>> Begin ENTRIES SHOWN

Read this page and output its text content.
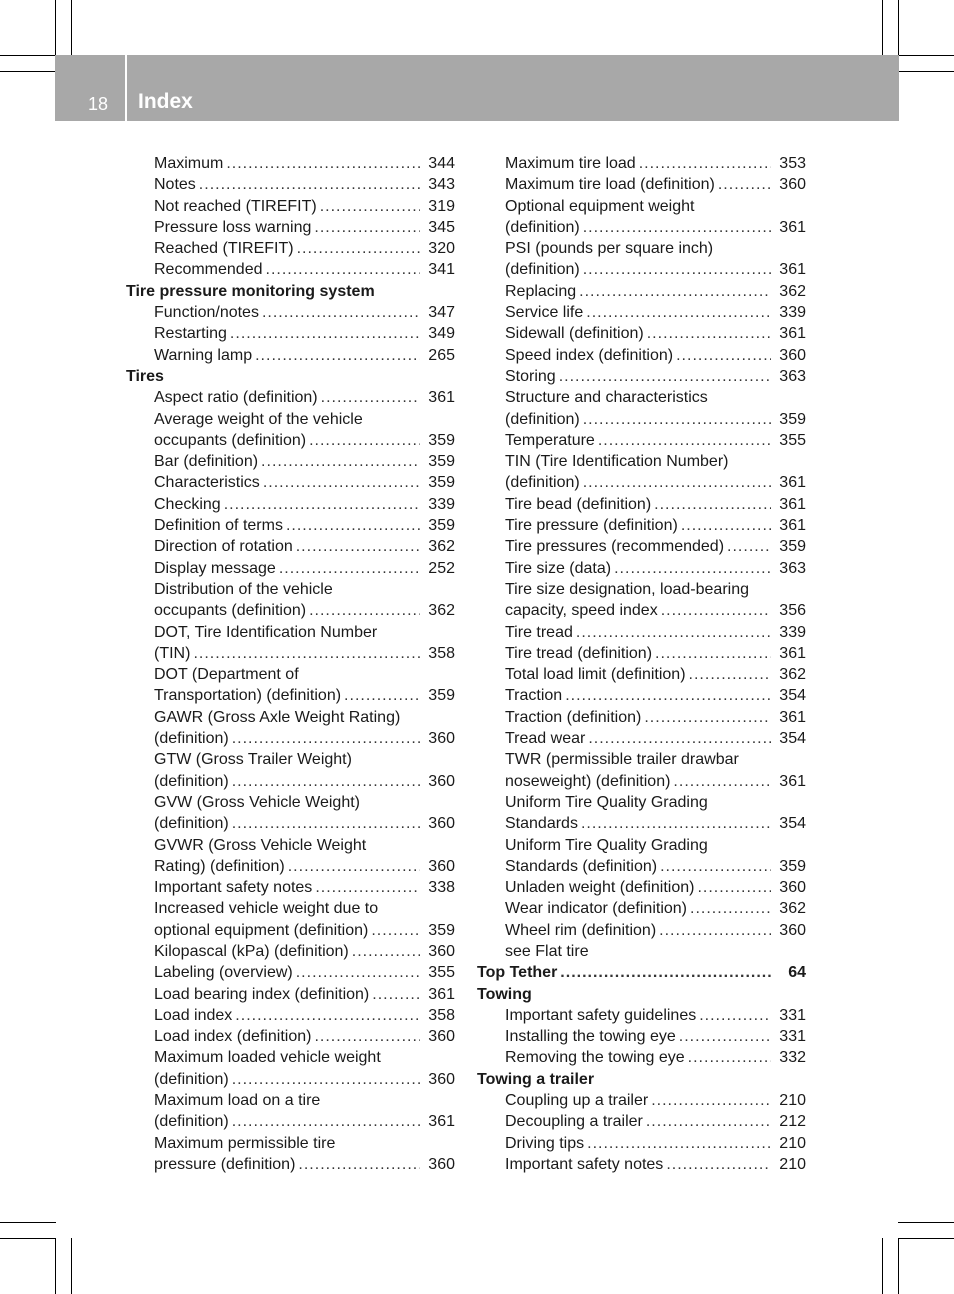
18 Index
Maximum .....	344
Notes .....	343
Not reached (TIREFIT) .....	319
Pressure loss warning .....	345
Reached (TIREFIT) .....	320
Recommended .....	341
Tire pressure monitoring system
Function/notes .....	347
Restarting .....	349
Warning lamp .....	265
Tires
Aspect ratio (definition) .....	361
Average weight of the vehicle
occupants (definition) .....	359
Bar (definition) .....	359
Characteristics .....	359
Checking .....	339
Definition of terms .....	359
Direction of rotation .....	362
Display message .....	252
Distribution of the vehicle
occupants (definition) .....	362
DOT, Tire Identification Number
(TIN) .....	358
DOT (Department of
Transportation) (definition) .....	359
GAWR (Gross Axle Weight Rating)
(definition) .....	360
GTW (Gross Trailer Weight)
(definition) .....	360
GVW (Gross Vehicle Weight)
(definition) .....	360
GVWR (Gross Vehicle Weight
Rating) (definition) .....	360
Important safety notes .....	338
Increased vehicle weight due to
optional equipment (definition) .....	359
Kilopascal (kPa) (definition) .....	360
Labeling (overview) .....	355
Load bearing index (definition) .....	361
Load index .....	358
Load index (definition) .....	360
Maximum loaded vehicle weight
(definition) .....	360
Maximum load on a tire
(definition) .....	361
Maximum permissible tire
pressure (definition) .....	360
Maximum tire load .....	353
Maximum tire load (definition) .....	360
Optional equipment weight
(definition) .....	361
PSI (pounds per square inch)
(definition) .....	361
Replacing .....	362
Service life .....	339
Sidewall (definition) .....	361
Speed index (definition) .....	360
Storing .....	363
Structure and characteristics
(definition) .....	359
Temperature .....	355
TIN (Tire Identification Number)
(definition) .....	361
Tire bead (definition) .....	361
Tire pressure (definition) .....	361
Tire pressures (recommended) .....	359
Tire size (data) .....	363
Tire size designation, load-bearing
capacity, speed index .....	356
Tire tread .....	339
Tire tread (definition) .....	361
Total load limit (definition) .....	362
Traction .....	354
Traction (definition) .....	361
Tread wear .....	354
TWR (permissible trailer drawbar
noseweight) (definition) .....	361
Uniform Tire Quality Grading
Standards .....	354
Uniform Tire Quality Grading
Standards (definition) .....	359
Unladen weight (definition) .....	360
Wear indicator (definition) .....	362
Wheel rim (definition) .....	360
see Flat tire
Top Tether .....	64
Towing
Important safety guidelines .....	331
Installing the towing eye .....	331
Removing the towing eye .....	332
Towing a trailer
Coupling up a trailer .....	210
Decoupling a trailer .....	212
Driving tips .....	210
Important safety notes .....	210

>> End ENTRIES SHOWN

→ TASK GOAL
Your task is to return the entries above exactly, with no pictures.

→ SOLUTION TO THIS EXERCISE
Read this page and output its text content.
18 Index
Maximum .....	344
Notes .....	343
Not reached (TIREFIT) .....	319
Pressure loss warning .....	345
Reached (TIREFIT) .....	320
Recommended .....	341
Tire pressure monitoring system
Function/notes .....	347
Restarting .....	349
Warning lamp .....	265
Tires
Aspect ratio (definition) .....	361
Average weight of the vehicle
occupants (definition) .....	359
Bar (definition) .....	359
Characteristics .....	359
Checking .....	339
Definition of terms .....	359
Direction of rotation .....	362
Display message .....	252
Distribution of the vehicle
occupants (definition) .....	362
DOT, Tire Identification Number
(TIN) .....	358
DOT (Department of
Transportation) (definition) .....	359
GAWR (Gross Axle Weight Rating)
(definition) .....	360
GTW (Gross Trailer Weight)
(definition) .....	360
GVW (Gross Vehicle Weight)
(definition) .....	360
GVWR (Gross Vehicle Weight
Rating) (definition) .....	360
Important safety notes .....	338
Increased vehicle weight due to
optional equipment (definition) .....	359
Kilopascal (kPa) (definition) .....	360
Labeling (overview) .....	355
Load bearing index (definition) .....	361
Load index .....	358
Load index (definition) .....	360
Maximum loaded vehicle weight
(definition) .....	360
Maximum load on a tire
(definition) .....	361
Maximum permissible tire
pressure (definition) .....	360
Maximum tire load .....	353
Maximum tire load (definition) .....	360
Optional equipment weight
(definition) .....	361
PSI (pounds per square inch)
(definition) .....	361
Replacing .....	362
Service life .....	339
Sidewall (definition) .....	361
Speed index (definition) .....	360
Storing .....	363
Structure and characteristics
(definition) .....	359
Temperature .....	355
TIN (Tire Identification Number)
(definition) .....	361
Tire bead (definition) .....	361
Tire pressure (definition) .....	361
Tire pressures (recommended) .....	359
Tire size (data) .....	363
Tire size designation, load-bearing
capacity, speed index .....	356
Tire tread .....	339
Tire tread (definition) .....	361
Total load limit (definition) .....	362
Traction .....	354
Traction (definition) .....	361
Tread wear .....	354
TWR (permissible trailer drawbar
noseweight) (definition) .....	361
Uniform Tire Quality Grading
Standards .....	354
Uniform Tire Quality Grading
Standards (definition) .....	359
Unladen weight (definition) .....	360
Wear indicator (definition) .....	362
Wheel rim (definition) .....	360
see Flat tire
Top Tether .....	64
Towing
Important safety guidelines .....	331
Installing the towing eye .....	331
Removing the towing eye .....	332
Towing a trailer
Coupling up a trailer .....	210
Decoupling a trailer .....	212
Driving tips .....	210
Important safety notes .....	210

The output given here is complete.